==== RECORDS ====

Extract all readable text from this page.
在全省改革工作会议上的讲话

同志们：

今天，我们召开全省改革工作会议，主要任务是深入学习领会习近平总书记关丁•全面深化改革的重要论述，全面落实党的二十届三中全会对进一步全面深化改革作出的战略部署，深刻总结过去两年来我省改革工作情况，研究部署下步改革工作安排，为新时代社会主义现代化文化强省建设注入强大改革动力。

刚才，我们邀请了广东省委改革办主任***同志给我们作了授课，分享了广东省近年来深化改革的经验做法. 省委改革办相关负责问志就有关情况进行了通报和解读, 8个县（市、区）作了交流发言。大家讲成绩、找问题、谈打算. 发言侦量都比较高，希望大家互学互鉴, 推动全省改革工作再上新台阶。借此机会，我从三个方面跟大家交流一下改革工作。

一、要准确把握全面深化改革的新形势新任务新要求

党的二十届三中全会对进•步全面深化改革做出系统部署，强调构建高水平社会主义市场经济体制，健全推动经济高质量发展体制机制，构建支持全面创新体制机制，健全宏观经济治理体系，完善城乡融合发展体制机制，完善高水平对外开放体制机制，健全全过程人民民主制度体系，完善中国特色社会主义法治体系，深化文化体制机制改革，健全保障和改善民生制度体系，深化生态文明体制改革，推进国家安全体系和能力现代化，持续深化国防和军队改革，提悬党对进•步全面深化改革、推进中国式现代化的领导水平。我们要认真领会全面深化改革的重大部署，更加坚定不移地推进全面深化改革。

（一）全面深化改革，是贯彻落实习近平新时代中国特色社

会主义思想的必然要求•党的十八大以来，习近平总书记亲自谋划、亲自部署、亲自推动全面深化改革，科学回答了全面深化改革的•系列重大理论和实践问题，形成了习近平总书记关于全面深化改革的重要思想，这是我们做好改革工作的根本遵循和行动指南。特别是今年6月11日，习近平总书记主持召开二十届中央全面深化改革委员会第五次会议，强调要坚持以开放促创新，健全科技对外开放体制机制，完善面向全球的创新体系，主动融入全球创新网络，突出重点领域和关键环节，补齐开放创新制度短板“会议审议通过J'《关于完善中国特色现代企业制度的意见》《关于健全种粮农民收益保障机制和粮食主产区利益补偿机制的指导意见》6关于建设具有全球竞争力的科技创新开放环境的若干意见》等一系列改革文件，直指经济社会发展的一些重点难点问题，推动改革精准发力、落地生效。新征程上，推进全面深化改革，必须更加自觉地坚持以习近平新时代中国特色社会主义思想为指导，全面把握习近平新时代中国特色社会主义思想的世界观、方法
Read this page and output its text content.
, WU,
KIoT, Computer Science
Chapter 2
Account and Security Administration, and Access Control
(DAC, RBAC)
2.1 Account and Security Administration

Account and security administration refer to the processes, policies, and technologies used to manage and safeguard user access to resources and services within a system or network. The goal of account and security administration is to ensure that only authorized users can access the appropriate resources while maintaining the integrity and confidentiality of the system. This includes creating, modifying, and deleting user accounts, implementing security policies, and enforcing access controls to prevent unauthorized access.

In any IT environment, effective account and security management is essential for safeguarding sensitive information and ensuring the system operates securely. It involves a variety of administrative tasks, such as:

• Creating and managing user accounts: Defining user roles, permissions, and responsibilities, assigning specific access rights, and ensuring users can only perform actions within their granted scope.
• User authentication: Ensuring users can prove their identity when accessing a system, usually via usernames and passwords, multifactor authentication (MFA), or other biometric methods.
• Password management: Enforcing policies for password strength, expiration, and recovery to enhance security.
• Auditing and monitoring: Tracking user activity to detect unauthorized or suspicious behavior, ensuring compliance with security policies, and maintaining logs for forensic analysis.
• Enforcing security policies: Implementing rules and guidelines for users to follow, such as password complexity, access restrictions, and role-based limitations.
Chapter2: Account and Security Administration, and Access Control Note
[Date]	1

====

= WHAT TO DO =
From the entries, copy out each line containing the word "system".

= RESPONSE =
Account and security administration refer to the processes, policies, and technologies used to manage and safeguard user access to resources and services within a system or network. The goal of account and security administration is to ensure that only authorized users can access the appropriate resources while maintaining the integrity and confidentiality of the system. This includes creating, modifying, and deleting user accounts, implementing security policies, and enforcing access controls to prevent unauthorized access.
In any IT environment, effective account and security management is essential for safeguarding sensitive information and ensuring the system operates securely. It involves a variety of administrative tasks, such as:
• User authentication: Ensuring users can prove their identity when accessing a system, usually via usernames and passwords, multifactor authentication (MFA), or other biometric methods.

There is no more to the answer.